— Start —
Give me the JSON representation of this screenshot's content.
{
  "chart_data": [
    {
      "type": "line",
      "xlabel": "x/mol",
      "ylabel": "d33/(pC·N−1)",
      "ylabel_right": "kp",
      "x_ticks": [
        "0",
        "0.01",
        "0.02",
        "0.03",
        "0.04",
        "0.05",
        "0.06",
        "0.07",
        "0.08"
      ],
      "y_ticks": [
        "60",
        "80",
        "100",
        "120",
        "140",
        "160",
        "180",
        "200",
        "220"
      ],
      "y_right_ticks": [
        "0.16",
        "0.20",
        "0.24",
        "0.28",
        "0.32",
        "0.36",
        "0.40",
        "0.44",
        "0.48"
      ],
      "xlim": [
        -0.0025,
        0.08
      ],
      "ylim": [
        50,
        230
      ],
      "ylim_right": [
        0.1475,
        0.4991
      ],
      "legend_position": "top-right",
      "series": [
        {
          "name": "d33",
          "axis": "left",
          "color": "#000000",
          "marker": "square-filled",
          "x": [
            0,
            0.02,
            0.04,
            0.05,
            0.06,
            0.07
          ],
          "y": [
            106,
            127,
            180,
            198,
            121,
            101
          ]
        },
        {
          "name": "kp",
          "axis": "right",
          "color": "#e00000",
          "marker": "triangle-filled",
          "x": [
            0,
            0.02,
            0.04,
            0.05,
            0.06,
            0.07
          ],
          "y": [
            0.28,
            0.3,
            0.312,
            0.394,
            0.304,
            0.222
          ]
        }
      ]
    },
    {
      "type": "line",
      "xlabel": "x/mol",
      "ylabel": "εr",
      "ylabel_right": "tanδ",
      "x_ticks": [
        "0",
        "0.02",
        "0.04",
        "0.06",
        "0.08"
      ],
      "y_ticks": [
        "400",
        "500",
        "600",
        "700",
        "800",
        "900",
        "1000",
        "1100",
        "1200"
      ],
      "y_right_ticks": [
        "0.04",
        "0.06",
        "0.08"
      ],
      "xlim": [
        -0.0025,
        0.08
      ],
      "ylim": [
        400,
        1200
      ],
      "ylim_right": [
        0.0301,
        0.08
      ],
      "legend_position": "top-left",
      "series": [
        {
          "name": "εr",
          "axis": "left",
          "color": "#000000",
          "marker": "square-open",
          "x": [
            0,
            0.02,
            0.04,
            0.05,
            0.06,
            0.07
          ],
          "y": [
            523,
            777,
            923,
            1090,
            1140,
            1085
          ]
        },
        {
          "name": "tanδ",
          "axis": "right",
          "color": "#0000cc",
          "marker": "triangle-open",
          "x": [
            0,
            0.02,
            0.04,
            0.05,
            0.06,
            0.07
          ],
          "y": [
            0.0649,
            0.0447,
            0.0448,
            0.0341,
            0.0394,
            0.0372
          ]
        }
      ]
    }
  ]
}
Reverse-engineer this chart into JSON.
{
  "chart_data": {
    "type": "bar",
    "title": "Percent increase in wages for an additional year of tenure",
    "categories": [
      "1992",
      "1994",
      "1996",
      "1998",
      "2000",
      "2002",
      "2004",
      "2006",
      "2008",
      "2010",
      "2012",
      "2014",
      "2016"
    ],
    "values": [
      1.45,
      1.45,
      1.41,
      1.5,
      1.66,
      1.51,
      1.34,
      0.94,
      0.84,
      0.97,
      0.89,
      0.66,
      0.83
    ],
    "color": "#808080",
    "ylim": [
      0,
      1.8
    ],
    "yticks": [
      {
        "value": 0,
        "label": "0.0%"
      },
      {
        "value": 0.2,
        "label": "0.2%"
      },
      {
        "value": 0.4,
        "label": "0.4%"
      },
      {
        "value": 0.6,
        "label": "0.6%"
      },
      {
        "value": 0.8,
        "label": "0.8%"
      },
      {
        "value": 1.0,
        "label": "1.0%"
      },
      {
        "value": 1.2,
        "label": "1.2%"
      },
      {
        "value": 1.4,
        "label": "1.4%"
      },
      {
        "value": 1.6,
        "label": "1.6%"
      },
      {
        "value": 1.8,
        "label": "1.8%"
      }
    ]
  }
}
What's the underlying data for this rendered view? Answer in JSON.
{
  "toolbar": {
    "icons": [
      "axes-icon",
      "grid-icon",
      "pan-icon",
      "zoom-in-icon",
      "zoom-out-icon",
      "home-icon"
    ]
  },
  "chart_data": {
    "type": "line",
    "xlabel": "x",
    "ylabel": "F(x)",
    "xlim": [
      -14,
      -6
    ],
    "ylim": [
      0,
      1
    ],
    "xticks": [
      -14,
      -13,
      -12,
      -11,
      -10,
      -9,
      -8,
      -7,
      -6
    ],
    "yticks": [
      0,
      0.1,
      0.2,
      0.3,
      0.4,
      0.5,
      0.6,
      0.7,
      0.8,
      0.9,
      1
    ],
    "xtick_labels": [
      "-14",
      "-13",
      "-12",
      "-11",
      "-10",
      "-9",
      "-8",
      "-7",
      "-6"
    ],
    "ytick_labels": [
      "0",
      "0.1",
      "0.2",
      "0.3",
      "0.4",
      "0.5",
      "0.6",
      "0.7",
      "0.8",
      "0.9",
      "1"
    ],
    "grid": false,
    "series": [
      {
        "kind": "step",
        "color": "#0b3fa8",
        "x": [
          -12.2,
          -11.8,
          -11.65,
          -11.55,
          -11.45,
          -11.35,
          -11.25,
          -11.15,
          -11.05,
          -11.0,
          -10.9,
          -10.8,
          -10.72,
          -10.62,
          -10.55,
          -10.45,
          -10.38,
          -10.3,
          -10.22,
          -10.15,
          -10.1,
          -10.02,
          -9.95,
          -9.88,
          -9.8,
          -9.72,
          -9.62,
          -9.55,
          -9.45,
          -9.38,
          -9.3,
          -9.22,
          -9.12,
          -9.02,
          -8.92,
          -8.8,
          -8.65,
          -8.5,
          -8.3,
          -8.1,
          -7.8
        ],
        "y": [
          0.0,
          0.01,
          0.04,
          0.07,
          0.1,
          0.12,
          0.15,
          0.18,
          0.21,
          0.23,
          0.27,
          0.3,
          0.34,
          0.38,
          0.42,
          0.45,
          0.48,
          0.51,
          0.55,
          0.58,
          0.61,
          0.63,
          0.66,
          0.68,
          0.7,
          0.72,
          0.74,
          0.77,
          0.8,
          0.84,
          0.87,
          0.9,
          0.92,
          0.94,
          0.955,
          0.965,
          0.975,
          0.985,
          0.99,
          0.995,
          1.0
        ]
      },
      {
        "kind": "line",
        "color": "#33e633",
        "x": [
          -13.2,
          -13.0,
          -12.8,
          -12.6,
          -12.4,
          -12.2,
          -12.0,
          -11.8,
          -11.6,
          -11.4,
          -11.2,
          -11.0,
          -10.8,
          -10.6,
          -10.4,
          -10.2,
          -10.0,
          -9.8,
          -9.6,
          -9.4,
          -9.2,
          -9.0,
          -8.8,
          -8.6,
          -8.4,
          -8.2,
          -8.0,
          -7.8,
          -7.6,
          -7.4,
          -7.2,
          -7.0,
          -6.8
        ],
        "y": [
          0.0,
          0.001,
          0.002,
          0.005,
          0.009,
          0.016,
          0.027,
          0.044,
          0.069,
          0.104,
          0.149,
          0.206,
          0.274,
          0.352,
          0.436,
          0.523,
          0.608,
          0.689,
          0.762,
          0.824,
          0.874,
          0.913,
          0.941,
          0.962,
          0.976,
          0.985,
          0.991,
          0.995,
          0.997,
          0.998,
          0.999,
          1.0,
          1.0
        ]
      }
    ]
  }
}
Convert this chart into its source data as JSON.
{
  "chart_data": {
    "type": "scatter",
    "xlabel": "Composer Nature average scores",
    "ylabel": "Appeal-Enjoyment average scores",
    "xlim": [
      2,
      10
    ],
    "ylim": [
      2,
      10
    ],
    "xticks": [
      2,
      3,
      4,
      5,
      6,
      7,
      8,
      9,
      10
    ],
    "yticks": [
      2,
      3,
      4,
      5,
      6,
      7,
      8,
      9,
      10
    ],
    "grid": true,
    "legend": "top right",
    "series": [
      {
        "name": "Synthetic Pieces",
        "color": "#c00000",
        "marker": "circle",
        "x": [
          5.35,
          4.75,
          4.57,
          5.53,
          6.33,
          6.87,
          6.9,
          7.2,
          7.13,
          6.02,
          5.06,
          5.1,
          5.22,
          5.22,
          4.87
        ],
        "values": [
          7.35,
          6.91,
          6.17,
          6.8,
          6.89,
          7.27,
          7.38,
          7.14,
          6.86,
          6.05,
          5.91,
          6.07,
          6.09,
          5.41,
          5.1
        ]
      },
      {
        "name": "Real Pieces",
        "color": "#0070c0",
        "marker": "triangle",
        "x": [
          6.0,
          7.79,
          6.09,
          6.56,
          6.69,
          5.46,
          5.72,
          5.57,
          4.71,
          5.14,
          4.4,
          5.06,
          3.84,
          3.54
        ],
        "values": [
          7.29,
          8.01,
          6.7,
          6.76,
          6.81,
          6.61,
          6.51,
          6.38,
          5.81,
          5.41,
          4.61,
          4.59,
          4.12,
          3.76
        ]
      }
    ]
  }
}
— End —
= Work to do =
Locate each line containing the string "into" and show it.

= Result of the exercise =
Reverse-engineer this chart into JSON.
Convert this chart into its source data as JSON.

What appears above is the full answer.